Recorded data:
:::
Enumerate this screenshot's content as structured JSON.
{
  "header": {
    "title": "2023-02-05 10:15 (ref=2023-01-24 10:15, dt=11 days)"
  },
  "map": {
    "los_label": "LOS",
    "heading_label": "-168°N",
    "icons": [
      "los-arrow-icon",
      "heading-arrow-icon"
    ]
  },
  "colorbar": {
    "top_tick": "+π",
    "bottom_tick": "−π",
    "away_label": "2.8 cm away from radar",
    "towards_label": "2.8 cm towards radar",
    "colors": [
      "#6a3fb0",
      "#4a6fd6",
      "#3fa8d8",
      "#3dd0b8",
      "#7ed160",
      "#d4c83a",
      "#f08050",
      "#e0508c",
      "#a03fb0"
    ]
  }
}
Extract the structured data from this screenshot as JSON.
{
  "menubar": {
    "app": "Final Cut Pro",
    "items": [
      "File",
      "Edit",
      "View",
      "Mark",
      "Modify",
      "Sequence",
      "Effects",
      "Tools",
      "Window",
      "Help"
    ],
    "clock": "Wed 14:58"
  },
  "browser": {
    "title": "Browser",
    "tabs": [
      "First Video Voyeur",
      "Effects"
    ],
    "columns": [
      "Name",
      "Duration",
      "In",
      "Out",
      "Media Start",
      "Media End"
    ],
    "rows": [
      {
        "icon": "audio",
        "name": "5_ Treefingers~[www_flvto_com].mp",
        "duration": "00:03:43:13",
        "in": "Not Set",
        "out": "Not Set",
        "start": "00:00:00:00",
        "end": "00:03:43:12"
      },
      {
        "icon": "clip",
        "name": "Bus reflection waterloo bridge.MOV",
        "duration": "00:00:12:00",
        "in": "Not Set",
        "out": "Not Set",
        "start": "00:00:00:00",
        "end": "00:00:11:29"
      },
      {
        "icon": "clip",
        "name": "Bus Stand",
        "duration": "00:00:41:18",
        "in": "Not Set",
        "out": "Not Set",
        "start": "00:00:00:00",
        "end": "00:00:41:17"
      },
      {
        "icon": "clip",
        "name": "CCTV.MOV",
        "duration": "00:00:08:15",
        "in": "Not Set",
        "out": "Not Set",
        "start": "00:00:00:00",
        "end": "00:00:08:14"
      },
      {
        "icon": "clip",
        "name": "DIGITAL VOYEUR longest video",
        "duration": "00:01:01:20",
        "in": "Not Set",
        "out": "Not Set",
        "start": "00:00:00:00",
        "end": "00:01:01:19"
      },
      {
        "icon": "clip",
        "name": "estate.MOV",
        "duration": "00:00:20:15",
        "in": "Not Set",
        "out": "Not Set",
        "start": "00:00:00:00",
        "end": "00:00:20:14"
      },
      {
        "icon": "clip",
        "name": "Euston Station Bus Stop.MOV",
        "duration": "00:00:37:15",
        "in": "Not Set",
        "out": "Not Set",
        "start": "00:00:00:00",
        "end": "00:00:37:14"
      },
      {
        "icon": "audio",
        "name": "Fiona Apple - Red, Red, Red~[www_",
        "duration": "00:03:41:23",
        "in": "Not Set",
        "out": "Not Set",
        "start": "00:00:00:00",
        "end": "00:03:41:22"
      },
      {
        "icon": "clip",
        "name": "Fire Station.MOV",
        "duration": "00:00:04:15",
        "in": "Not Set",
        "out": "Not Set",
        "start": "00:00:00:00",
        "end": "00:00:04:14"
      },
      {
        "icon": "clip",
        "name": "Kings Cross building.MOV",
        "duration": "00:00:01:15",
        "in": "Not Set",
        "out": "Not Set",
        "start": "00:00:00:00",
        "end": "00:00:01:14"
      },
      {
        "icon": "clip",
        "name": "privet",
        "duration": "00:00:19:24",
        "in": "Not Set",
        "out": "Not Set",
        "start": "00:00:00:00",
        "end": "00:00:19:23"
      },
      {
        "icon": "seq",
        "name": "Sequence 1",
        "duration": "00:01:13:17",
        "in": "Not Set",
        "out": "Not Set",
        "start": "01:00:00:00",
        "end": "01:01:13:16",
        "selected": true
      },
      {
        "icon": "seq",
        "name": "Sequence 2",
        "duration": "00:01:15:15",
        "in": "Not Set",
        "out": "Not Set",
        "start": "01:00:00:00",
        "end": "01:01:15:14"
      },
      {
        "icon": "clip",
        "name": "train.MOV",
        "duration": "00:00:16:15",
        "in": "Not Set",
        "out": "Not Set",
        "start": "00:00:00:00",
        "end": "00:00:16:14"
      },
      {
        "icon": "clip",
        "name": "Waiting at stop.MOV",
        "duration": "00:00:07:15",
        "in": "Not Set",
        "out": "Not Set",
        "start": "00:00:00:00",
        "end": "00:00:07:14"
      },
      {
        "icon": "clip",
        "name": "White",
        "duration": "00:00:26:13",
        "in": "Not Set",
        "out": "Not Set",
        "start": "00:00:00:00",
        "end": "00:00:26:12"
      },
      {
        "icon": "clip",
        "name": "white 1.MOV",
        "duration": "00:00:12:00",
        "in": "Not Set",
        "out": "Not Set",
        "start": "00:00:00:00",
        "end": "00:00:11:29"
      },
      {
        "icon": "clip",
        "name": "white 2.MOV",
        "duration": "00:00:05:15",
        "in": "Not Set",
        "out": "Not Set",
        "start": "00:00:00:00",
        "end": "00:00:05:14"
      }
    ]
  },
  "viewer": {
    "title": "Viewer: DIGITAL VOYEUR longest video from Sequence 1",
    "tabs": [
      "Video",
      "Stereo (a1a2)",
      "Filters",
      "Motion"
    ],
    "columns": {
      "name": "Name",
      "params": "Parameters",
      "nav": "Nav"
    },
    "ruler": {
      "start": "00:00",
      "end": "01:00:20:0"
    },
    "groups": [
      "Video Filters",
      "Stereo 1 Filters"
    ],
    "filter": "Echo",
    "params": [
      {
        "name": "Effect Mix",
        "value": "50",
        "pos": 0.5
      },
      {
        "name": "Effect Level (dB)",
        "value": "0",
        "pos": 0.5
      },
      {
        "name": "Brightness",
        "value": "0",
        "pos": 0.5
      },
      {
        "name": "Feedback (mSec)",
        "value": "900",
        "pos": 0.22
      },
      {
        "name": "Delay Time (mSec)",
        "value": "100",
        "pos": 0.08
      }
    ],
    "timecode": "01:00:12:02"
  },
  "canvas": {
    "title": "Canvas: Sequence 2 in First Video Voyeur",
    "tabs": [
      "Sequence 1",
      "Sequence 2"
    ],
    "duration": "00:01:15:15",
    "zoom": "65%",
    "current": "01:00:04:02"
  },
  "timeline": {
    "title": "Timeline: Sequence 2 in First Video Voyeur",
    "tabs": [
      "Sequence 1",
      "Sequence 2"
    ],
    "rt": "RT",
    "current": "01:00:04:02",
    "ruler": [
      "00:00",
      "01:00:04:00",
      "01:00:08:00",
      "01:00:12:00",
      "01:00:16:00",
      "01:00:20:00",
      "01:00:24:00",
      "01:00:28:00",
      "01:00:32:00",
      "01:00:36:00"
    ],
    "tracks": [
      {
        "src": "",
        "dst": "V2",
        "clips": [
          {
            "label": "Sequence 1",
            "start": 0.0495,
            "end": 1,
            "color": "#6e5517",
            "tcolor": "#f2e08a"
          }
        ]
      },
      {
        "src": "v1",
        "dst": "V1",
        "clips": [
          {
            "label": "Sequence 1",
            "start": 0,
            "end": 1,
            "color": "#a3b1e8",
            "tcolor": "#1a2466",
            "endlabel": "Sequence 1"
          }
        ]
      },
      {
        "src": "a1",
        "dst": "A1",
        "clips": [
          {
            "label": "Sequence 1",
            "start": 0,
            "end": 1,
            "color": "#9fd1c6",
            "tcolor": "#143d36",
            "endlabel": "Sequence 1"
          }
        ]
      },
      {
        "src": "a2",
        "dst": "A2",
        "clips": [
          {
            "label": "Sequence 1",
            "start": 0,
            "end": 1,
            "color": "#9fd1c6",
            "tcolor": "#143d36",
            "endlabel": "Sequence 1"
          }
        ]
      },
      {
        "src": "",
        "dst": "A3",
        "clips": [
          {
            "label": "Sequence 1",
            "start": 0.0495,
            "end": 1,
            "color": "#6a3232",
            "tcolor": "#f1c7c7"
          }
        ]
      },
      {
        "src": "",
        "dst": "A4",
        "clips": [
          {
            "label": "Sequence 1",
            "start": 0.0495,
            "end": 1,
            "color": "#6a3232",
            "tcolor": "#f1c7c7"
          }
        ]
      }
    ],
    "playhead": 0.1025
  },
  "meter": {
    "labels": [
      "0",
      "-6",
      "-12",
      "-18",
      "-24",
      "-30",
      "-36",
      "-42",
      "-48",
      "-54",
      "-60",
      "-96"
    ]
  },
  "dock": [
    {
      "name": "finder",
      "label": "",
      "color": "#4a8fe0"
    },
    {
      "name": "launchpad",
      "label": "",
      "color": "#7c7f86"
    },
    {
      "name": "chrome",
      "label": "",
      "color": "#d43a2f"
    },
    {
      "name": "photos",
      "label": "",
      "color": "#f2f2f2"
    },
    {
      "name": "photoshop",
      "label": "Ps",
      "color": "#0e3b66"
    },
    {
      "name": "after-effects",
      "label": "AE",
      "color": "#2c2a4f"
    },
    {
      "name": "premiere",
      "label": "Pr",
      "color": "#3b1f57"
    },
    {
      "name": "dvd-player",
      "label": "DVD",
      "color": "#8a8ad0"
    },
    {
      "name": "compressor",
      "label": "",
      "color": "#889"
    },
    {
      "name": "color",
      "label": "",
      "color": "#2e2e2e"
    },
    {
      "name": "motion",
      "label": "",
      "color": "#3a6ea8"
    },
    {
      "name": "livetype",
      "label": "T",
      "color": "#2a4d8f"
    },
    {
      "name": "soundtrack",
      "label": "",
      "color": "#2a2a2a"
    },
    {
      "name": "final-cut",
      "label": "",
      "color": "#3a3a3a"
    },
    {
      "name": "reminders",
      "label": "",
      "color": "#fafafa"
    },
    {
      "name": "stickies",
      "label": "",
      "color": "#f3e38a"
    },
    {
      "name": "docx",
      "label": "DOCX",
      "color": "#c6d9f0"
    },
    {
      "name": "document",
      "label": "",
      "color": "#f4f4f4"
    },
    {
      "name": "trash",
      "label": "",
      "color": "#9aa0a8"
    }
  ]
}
:::
The task: Copy whichever lines in the listing above contain the word "screenshot".

Exercise solution:
Enumerate this screenshot's content as structured JSON.
Extract the structured data from this screenshot as JSON.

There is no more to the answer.